— begin —

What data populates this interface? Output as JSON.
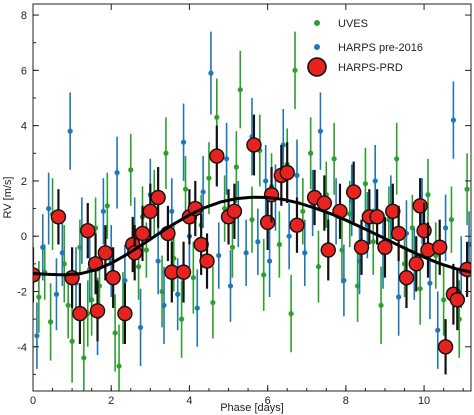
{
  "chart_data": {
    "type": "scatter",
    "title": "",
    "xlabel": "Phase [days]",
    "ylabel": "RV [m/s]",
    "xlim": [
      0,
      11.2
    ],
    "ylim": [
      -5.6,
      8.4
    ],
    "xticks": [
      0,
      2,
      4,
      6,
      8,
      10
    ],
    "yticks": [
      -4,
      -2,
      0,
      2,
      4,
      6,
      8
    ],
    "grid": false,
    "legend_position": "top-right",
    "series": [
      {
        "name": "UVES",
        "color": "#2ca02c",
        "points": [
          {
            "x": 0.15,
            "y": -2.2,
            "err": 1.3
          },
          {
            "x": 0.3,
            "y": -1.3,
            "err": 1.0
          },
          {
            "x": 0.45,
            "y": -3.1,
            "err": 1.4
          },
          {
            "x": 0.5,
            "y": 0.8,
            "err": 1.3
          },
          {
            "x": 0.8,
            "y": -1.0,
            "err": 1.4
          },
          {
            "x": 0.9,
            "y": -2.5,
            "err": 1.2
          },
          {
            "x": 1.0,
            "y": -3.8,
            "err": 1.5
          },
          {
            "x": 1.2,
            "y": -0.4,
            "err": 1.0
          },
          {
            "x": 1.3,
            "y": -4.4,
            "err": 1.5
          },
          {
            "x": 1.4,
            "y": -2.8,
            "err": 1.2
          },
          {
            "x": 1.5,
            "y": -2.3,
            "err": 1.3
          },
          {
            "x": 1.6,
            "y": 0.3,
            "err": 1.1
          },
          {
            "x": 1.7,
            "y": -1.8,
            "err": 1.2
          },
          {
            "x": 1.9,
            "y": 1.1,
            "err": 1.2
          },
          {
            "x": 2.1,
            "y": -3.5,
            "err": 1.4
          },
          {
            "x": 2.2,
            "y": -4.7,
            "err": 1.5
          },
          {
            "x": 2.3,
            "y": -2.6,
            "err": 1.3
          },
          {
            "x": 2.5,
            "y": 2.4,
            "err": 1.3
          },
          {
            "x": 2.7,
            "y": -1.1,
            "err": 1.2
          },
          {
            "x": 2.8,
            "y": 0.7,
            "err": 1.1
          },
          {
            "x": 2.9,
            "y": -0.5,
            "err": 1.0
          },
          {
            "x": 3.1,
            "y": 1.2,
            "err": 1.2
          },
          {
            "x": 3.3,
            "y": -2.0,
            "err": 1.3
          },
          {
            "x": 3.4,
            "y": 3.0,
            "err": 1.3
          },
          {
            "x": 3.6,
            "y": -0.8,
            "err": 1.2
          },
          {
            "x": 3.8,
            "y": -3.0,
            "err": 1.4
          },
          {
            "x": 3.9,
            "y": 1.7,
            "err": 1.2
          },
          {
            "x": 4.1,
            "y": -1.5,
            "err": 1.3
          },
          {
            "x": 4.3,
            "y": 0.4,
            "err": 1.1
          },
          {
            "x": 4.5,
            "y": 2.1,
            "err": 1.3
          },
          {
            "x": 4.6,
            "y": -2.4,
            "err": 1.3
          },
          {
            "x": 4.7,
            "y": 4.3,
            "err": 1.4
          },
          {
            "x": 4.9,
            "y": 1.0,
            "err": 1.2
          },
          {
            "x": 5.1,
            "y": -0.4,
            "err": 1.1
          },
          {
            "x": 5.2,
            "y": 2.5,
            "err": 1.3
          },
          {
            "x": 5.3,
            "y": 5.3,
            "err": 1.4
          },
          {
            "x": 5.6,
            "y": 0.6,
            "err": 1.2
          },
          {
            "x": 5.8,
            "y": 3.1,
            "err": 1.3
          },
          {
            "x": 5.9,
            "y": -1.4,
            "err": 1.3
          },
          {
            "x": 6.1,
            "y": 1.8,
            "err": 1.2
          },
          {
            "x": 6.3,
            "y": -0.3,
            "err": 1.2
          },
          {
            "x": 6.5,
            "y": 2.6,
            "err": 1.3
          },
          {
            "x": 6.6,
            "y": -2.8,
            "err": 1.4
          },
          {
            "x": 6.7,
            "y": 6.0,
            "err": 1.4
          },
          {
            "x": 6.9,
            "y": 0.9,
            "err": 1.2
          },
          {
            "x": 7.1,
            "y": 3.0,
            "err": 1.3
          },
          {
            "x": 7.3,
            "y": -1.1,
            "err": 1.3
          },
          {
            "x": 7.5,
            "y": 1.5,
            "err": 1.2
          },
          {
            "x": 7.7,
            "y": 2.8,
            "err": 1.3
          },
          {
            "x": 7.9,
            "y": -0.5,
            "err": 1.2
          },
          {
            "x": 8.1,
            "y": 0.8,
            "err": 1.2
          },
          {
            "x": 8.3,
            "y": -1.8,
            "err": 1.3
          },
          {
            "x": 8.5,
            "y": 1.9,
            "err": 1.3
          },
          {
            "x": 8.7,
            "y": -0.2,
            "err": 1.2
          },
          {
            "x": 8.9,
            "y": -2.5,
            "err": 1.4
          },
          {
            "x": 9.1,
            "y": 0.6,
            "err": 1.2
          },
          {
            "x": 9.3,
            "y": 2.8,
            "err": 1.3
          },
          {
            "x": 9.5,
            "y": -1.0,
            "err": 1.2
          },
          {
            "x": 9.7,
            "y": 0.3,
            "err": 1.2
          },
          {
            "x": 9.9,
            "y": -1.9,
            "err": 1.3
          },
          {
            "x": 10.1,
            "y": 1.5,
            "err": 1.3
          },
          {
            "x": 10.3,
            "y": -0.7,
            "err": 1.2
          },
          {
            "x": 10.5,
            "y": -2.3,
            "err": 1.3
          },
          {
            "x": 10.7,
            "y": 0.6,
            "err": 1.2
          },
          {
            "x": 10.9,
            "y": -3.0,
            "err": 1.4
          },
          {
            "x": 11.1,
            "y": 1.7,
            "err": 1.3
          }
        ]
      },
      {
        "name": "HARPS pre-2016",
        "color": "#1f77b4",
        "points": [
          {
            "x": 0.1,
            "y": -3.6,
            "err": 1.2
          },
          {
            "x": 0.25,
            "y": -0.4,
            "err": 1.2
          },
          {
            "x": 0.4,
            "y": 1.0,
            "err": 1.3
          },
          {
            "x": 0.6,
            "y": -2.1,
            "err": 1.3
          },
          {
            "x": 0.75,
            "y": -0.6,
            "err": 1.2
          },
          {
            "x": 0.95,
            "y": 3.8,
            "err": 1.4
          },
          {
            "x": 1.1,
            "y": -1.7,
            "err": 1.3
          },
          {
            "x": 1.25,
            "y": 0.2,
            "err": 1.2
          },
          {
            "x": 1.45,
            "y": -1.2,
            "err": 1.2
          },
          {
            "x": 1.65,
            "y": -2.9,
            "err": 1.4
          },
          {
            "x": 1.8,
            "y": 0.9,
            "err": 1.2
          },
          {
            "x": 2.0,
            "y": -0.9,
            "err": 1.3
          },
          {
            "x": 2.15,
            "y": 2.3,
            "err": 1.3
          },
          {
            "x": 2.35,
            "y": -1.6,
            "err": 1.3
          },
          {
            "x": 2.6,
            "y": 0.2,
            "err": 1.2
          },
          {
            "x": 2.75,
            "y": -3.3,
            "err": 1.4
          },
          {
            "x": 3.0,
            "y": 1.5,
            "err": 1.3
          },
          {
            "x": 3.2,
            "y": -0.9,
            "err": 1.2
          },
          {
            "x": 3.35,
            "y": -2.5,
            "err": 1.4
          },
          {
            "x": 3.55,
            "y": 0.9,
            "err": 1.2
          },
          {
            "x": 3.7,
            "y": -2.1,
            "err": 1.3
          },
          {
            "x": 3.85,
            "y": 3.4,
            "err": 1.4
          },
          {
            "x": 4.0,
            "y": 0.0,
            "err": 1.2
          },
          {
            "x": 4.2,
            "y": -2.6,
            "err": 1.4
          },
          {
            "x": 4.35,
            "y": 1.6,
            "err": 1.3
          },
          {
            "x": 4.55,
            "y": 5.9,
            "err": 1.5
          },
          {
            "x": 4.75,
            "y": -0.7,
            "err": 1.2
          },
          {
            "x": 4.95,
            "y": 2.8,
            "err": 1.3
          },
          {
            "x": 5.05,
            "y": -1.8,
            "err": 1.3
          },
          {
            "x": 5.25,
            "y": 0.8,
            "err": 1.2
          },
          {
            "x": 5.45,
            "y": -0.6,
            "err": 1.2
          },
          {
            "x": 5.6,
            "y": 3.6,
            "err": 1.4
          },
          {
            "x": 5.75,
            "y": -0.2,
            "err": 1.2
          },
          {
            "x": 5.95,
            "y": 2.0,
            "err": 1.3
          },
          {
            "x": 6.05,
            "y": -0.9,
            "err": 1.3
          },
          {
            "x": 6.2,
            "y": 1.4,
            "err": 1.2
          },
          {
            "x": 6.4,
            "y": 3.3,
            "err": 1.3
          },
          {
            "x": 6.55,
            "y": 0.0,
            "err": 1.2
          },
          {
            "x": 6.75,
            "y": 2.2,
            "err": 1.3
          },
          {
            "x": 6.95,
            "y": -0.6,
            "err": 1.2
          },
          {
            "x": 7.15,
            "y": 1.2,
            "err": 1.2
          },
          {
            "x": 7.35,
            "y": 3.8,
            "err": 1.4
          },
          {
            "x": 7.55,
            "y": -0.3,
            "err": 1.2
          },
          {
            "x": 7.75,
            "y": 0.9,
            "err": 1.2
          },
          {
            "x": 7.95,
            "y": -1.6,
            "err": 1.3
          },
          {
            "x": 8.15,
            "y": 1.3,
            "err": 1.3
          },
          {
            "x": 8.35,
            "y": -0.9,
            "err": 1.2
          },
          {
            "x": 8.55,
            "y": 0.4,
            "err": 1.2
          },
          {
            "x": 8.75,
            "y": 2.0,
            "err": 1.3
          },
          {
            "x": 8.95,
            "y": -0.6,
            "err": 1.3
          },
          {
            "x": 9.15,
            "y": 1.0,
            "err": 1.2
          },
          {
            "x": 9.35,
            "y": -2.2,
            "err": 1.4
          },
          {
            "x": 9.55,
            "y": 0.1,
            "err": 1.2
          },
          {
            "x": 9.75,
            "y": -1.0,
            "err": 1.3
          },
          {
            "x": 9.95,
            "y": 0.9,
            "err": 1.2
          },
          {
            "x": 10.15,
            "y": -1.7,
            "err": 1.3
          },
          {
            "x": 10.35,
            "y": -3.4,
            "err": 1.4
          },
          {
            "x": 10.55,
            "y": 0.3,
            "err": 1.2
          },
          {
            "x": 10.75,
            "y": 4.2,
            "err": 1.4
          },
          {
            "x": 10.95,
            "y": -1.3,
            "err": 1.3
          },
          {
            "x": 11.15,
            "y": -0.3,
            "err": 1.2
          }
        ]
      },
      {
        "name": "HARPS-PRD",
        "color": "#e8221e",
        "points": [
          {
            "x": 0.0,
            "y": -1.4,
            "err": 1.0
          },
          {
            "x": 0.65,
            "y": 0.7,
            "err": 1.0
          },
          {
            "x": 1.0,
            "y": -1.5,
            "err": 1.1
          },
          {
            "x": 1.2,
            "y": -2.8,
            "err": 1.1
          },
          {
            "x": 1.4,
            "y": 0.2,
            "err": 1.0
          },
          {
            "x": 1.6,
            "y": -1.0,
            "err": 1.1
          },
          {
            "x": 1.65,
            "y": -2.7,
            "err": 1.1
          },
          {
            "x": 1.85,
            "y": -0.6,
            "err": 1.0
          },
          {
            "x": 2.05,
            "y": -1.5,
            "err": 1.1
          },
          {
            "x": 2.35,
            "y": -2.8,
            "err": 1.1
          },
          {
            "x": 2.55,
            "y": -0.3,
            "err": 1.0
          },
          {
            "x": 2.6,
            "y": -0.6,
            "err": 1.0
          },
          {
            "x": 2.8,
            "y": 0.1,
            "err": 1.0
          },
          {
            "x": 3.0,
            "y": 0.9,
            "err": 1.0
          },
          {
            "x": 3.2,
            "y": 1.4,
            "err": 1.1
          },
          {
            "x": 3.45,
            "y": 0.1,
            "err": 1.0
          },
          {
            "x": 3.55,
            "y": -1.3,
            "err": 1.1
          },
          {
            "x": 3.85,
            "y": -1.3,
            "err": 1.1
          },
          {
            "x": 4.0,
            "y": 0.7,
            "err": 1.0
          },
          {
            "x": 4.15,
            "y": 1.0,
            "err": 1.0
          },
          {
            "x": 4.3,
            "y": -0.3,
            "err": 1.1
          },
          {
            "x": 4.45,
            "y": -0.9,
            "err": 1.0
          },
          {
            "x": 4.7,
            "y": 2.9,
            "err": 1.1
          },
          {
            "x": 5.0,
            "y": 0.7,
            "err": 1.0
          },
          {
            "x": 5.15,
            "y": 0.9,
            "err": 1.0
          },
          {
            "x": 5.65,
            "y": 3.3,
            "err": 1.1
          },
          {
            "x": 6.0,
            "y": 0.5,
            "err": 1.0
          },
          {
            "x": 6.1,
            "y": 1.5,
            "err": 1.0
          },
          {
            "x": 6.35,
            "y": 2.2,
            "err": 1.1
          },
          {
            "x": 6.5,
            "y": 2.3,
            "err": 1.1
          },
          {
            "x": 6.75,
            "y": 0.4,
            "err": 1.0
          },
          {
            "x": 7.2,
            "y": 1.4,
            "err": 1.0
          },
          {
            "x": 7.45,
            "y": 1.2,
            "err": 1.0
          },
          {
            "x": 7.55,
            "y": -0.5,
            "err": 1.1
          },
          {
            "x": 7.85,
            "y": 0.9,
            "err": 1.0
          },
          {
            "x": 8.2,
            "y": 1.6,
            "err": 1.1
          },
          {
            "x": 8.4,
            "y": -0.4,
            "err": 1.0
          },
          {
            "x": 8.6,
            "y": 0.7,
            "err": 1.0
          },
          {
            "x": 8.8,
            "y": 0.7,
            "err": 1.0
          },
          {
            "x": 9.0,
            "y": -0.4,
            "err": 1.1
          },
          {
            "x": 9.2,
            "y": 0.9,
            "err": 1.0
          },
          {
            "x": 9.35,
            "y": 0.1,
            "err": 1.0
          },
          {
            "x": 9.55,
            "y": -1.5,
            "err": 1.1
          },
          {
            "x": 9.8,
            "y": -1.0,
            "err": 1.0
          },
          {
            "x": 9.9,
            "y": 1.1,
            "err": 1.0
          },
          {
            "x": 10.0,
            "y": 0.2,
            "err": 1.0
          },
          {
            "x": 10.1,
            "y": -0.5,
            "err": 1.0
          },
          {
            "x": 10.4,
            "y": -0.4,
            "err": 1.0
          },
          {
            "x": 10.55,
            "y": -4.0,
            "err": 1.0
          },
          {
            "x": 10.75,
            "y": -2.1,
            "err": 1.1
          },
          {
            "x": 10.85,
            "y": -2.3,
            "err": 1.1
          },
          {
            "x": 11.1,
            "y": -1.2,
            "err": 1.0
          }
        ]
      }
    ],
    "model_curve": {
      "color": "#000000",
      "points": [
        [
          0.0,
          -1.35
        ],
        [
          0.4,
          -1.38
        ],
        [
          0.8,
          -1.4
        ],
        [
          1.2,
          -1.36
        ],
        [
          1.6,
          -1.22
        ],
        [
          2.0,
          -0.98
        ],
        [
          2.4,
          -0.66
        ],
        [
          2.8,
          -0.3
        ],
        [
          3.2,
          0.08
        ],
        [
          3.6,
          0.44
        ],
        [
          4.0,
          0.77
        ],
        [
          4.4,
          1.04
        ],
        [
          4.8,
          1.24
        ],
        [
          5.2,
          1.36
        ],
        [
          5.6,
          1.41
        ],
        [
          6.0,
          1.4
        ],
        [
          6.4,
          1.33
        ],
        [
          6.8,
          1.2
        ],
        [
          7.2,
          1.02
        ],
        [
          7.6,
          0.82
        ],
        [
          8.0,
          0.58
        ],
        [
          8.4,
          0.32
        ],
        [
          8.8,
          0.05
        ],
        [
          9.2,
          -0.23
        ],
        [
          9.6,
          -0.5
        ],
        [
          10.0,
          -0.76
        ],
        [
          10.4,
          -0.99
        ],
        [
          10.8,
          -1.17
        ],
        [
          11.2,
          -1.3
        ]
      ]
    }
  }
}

— end —

(Work instructions) Look through the entries and return every line where "name" appears.

(Output below)
        "name": "UVES",
        "name": "HARPS pre-2016",
        "name": "HARPS-PRD",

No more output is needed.